WORK TO DO —
Write out, please, the line containing "OCR this image." together with all lines after it, up to and including the last one, with no other output.

Rows from a dataset:
--- Start ---
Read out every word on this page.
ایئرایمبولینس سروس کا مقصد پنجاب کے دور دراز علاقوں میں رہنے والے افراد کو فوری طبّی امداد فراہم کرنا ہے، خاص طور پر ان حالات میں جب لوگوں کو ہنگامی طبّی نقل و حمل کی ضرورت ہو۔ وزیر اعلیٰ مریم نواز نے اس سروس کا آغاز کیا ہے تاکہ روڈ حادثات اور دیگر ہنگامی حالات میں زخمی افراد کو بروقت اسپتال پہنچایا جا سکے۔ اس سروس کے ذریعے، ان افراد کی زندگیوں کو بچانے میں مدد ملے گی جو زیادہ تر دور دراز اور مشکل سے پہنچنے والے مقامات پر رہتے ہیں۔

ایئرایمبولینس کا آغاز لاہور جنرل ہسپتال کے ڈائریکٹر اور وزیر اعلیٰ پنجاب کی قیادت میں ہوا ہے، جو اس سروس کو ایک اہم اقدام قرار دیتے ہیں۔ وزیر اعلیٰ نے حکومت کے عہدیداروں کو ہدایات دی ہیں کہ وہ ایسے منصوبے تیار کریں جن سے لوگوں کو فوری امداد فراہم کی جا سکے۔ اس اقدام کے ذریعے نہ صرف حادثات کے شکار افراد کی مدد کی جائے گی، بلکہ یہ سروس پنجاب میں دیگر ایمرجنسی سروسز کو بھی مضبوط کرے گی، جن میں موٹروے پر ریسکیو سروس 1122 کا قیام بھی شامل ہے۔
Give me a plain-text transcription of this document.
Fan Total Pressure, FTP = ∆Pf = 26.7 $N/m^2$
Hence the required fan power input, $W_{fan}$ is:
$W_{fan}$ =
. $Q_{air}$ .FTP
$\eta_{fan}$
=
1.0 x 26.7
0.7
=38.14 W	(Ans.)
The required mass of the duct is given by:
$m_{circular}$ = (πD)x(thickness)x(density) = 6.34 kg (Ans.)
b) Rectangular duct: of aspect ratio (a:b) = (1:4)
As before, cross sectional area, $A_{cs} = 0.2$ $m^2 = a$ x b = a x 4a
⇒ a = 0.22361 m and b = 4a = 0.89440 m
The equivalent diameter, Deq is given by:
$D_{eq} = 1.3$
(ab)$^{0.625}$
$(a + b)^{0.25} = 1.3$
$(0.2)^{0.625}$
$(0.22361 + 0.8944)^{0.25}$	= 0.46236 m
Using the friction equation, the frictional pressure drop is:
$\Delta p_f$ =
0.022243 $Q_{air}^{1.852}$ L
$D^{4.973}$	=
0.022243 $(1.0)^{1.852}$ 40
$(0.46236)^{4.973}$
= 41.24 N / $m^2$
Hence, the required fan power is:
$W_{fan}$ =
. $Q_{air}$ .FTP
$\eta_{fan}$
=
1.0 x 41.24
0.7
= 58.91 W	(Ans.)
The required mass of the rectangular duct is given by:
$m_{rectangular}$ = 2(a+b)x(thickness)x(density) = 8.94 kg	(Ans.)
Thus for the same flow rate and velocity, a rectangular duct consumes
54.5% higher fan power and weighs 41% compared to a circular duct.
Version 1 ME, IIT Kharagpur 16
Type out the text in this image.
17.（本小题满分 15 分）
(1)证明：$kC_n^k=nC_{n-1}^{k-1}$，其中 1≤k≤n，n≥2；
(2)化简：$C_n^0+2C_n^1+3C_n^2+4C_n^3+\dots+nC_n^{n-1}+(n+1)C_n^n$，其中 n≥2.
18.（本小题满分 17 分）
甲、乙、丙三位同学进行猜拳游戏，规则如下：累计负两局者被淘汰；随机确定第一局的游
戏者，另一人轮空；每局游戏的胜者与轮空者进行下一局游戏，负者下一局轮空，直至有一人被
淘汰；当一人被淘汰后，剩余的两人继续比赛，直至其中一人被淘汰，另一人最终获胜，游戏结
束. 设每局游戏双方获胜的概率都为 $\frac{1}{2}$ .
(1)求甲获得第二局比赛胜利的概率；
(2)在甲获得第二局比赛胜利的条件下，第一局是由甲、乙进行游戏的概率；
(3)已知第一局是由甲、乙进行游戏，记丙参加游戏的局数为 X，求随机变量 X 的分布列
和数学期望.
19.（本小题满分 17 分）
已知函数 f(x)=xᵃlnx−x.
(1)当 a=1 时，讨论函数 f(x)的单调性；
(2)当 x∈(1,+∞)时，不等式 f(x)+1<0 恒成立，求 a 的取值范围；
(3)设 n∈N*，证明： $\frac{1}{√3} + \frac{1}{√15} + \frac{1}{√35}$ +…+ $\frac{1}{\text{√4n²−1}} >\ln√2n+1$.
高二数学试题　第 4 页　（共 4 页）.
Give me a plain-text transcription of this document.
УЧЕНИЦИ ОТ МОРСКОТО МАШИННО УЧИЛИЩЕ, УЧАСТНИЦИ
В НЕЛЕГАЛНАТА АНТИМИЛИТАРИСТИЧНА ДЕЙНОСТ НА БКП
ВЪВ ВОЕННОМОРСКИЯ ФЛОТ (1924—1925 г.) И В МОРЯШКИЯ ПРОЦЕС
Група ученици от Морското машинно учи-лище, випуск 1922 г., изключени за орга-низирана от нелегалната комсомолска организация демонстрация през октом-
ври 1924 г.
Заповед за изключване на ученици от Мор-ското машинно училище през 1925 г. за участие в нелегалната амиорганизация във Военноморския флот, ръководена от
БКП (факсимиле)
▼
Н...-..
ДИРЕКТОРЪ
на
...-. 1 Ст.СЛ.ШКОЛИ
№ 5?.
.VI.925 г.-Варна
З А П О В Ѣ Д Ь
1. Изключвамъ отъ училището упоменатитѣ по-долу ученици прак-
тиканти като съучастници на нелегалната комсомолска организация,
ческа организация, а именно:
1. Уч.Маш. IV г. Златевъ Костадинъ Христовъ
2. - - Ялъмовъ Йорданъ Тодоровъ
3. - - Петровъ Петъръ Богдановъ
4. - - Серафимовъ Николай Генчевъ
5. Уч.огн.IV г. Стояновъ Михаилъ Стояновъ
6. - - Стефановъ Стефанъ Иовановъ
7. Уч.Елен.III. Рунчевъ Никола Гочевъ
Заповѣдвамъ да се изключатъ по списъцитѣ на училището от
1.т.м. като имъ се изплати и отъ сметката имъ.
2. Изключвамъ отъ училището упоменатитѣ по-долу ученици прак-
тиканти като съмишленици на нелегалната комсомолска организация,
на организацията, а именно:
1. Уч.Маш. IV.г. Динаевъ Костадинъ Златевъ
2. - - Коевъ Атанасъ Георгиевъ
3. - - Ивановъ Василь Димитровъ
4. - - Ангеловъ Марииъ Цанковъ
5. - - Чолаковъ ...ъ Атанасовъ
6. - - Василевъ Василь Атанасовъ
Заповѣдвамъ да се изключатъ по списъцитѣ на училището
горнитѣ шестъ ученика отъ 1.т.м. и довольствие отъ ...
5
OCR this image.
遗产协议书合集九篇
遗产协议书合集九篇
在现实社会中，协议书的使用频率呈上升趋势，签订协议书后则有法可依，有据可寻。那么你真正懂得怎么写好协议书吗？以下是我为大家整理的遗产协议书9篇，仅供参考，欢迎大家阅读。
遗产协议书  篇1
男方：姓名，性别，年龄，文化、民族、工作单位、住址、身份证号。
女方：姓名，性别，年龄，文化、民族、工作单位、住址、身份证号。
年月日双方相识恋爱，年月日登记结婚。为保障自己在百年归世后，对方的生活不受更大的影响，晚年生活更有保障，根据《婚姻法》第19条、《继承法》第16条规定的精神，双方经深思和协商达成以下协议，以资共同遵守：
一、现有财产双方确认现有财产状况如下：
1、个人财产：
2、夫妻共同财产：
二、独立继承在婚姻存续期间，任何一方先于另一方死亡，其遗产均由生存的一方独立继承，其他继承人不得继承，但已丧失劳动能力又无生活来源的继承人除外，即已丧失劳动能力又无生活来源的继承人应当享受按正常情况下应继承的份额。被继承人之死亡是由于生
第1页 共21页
--- End ---
RESPONSE BELOW —
OCR this image.
遗产协议书合集九篇
遗产协议书合集九篇
在现实社会中，协议书的使用频率呈上升趋势，签订协议书后则有法可依，有据可寻。那么你真正懂得怎么写好协议书吗？以下是我为大家整理的遗产协议书9篇，仅供参考，欢迎大家阅读。
遗产协议书  篇1
男方：姓名，性别，年龄，文化、民族、工作单位、住址、身份证号。
女方：姓名，性别，年龄，文化、民族、工作单位、住址、身份证号。
年月日双方相识恋爱，年月日登记结婚。为保障自己在百年归世后，对方的生活不受更大的影响，晚年生活更有保障，根据《婚姻法》第19条、《继承法》第16条规定的精神，双方经深思和协商达成以下协议，以资共同遵守：
一、现有财产双方确认现有财产状况如下：
1、个人财产：
2、夫妻共同财产：
二、独立继承在婚姻存续期间，任何一方先于另一方死亡，其遗产均由生存的一方独立继承，其他继承人不得继承，但已丧失劳动能力又无生活来源的继承人除外，即已丧失劳动能力又无生活来源的继承人应当享受按正常情况下应继承的份额。被继承人之死亡是由于生
第1页 共21页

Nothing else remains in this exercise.